→ Requirement:
Each entry below is to be printed verbatim.

━━ Records for the exercise ━━

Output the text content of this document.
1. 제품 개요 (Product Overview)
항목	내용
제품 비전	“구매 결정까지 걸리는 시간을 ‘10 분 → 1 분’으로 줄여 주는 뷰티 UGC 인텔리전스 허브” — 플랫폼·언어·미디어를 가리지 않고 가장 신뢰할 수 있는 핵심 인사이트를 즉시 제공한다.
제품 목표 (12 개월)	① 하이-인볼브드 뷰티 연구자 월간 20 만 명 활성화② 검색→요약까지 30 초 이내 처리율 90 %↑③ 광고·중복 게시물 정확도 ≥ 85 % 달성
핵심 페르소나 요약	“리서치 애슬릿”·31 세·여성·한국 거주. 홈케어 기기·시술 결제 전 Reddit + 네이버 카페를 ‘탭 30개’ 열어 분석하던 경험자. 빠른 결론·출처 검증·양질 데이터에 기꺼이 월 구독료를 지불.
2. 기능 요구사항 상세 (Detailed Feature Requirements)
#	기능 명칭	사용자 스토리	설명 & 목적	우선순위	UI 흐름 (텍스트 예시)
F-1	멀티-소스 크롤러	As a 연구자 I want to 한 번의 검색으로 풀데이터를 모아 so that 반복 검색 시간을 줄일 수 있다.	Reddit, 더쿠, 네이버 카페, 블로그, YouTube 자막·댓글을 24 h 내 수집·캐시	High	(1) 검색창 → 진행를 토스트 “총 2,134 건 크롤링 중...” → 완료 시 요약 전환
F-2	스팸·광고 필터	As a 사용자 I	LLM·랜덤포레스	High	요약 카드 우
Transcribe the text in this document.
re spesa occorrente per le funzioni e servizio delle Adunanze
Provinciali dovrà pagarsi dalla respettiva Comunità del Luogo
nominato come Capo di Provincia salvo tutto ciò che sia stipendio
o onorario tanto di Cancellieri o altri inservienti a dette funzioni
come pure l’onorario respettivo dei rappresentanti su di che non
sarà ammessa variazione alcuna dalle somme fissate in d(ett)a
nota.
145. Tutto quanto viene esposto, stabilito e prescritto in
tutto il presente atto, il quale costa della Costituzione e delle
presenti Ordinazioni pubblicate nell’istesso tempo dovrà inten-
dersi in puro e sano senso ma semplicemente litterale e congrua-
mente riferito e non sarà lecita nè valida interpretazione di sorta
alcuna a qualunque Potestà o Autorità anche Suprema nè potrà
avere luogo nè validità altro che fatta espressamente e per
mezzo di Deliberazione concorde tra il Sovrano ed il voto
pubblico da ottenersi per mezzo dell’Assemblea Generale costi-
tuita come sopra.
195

━━━

→ Solution for this exercise:
Output the text content of this document.
1. 제품 개요 (Product Overview)
항목	내용
제품 비전	“구매 결정까지 걸리는 시간을 ‘10 분 → 1 분’으로 줄여 주는 뷰티 UGC 인텔리전스 허브” — 플랫폼·언어·미디어를 가리지 않고 가장 신뢰할 수 있는 핵심 인사이트를 즉시 제공한다.
제품 목표 (12 개월)	① 하이-인볼브드 뷰티 연구자 월간 20 만 명 활성화② 검색→요약까지 30 초 이내 처리율 90 %↑③ 광고·중복 게시물 정확도 ≥ 85 % 달성
핵심 페르소나 요약	“리서치 애슬릿”·31 세·여성·한국 거주. 홈케어 기기·시술 결제 전 Reddit + 네이버 카페를 ‘탭 30개’ 열어 분석하던 경험자. 빠른 결론·출처 검증·양질 데이터에 기꺼이 월 구독료를 지불.
2. 기능 요구사항 상세 (Detailed Feature Requirements)
#	기능 명칭	사용자 스토리	설명 & 목적	우선순위	UI 흐름 (텍스트 예시)
F-1	멀티-소스 크롤러	As a 연구자 I want to 한 번의 검색으로 풀데이터를 모아 so that 반복 검색 시간을 줄일 수 있다.	Reddit, 더쿠, 네이버 카페, 블로그, YouTube 자막·댓글을 24 h 내 수집·캐시	High	(1) 검색창 → 진행를 토스트 “총 2,134 건 크롤링 중...” → 완료 시 요약 전환
F-2	스팸·광고 필터	As a 사용자 I	LLM·랜덤포레스	High	요약 카드 우
Transcribe the text in this document.
re spesa occorrente per le funzioni e servizio delle Adunanze
Provinciali dovrà pagarsi dalla respettiva Comunità del Luogo
nominato come Capo di Provincia salvo tutto ciò che sia stipendio
o onorario tanto di Cancellieri o altri inservienti a dette funzioni
come pure l’onorario respettivo dei rappresentanti su di che non
sarà ammessa variazione alcuna dalle somme fissate in d(ett)a
nota.
145. Tutto quanto viene esposto, stabilito e prescritto in
tutto il presente atto, il quale costa della Costituzione e delle
presenti Ordinazioni pubblicate nell’istesso tempo dovrà inten-
dersi in puro e sano senso ma semplicemente litterale e congrua-
mente riferito e non sarà lecita nè valida interpretazione di sorta
alcuna a qualunque Potestà o Autorità anche Suprema nè potrà
avere luogo nè validità altro che fatta espressamente e per
mezzo di Deliberazione concorde tra il Sovrano ed il voto
pubblico da ottenersi per mezzo dell’Assemblea Generale costi-
tuita come sopra.
195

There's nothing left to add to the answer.